■ **Given exercise**:
Find the lines below that contain the string "النار". Copy each one.

■ **Records provided**:
▼

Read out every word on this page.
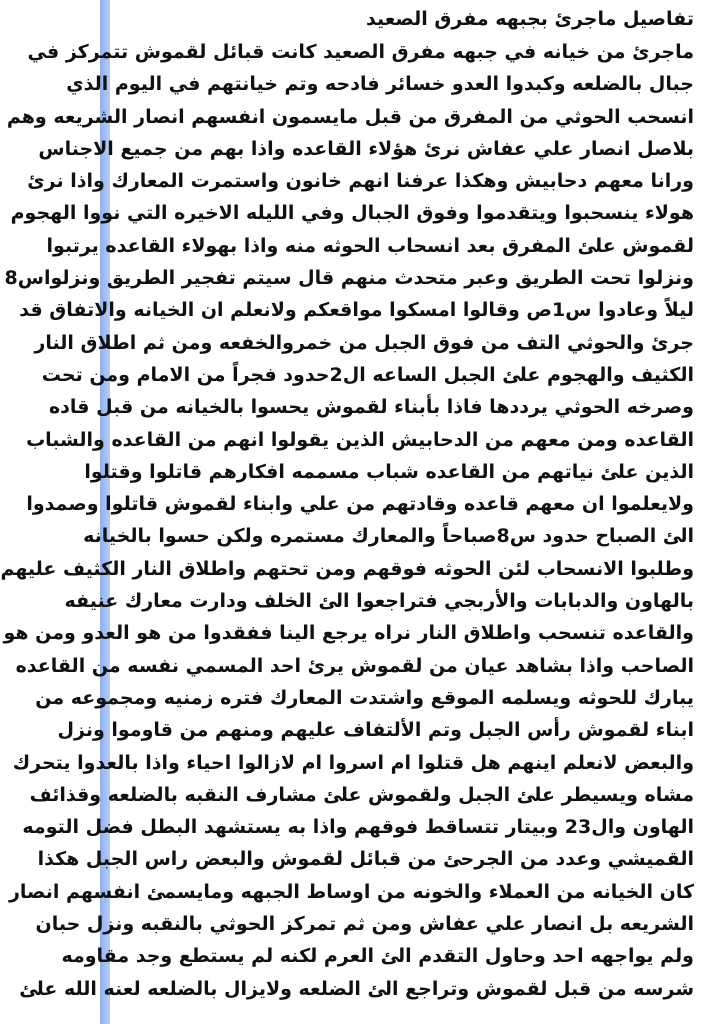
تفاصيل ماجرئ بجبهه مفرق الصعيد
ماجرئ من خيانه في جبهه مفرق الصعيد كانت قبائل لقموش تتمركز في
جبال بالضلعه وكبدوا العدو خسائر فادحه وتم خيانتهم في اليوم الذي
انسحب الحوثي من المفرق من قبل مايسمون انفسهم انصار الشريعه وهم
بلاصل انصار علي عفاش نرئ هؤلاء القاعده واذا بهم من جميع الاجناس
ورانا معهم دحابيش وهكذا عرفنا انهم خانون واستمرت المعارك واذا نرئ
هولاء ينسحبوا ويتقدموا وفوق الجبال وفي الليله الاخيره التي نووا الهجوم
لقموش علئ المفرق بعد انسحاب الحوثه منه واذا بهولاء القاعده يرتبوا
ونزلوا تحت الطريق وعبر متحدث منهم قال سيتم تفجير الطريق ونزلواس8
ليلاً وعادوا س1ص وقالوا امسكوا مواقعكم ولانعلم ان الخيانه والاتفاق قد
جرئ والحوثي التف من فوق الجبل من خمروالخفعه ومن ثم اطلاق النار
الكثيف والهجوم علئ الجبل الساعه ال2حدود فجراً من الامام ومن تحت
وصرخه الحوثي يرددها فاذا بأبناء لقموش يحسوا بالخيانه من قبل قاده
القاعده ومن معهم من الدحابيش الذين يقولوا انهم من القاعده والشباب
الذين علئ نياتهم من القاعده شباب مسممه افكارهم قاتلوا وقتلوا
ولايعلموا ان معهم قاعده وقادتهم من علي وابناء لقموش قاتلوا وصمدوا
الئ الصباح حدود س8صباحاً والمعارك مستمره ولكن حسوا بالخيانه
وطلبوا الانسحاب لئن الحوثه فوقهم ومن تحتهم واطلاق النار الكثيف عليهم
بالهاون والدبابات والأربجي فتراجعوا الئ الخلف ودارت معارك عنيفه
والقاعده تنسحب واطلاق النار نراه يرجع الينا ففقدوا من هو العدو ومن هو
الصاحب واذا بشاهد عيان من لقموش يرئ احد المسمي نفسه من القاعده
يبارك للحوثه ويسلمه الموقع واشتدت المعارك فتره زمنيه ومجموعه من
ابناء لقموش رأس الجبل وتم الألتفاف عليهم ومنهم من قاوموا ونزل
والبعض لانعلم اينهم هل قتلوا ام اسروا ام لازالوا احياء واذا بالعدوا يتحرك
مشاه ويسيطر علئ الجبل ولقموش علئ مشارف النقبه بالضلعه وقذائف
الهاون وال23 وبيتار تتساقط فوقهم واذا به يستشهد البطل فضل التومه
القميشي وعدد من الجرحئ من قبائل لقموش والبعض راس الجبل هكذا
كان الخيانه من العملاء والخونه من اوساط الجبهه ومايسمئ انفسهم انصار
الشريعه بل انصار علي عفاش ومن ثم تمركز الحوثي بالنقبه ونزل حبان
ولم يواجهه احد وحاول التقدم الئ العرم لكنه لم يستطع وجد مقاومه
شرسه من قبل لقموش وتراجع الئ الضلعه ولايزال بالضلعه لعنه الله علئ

▲
▼

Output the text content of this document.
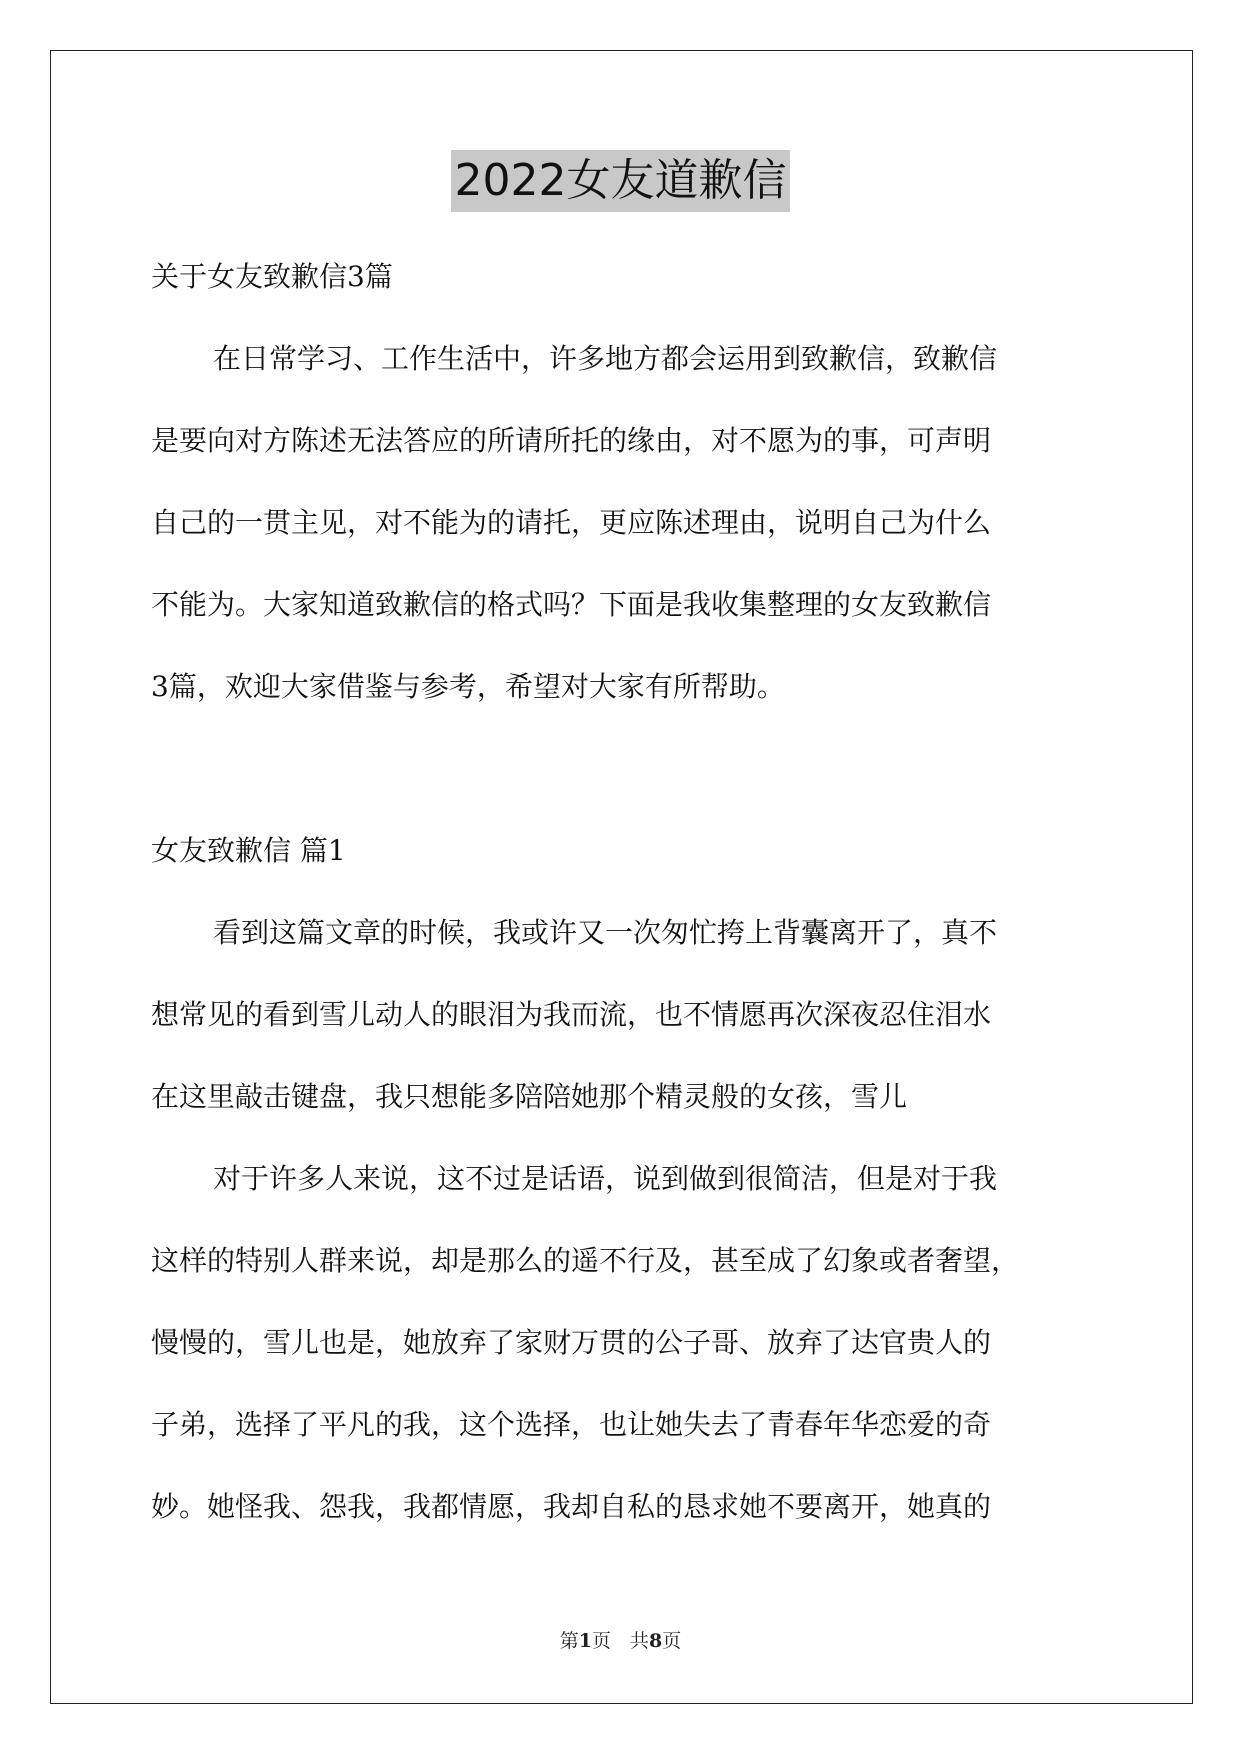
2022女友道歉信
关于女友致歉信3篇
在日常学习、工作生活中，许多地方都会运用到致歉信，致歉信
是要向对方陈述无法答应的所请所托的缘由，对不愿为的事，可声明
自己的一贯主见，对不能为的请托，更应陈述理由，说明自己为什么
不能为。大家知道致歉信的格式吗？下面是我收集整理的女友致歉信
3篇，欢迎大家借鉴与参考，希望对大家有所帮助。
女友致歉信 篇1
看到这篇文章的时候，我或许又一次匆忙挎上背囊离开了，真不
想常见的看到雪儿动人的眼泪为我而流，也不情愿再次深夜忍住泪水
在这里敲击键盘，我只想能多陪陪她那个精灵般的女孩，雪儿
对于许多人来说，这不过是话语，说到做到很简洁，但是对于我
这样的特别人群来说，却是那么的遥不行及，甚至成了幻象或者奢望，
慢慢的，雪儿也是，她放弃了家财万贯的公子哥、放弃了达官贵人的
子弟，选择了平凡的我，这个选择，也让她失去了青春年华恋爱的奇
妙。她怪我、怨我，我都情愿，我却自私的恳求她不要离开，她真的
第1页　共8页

▲

■ **Solution to this task**:
جرئ والحوثي التف من فوق الجبل من خمروالخفعه ومن ثم اطلاق النار
وطلبوا الانسحاب لئن الحوثه فوقهم ومن تحتهم واطلاق النار الكثيف عليهم
والقاعده تنسحب واطلاق النار نراه يرجع الينا ففقدوا من هو العدو ومن هو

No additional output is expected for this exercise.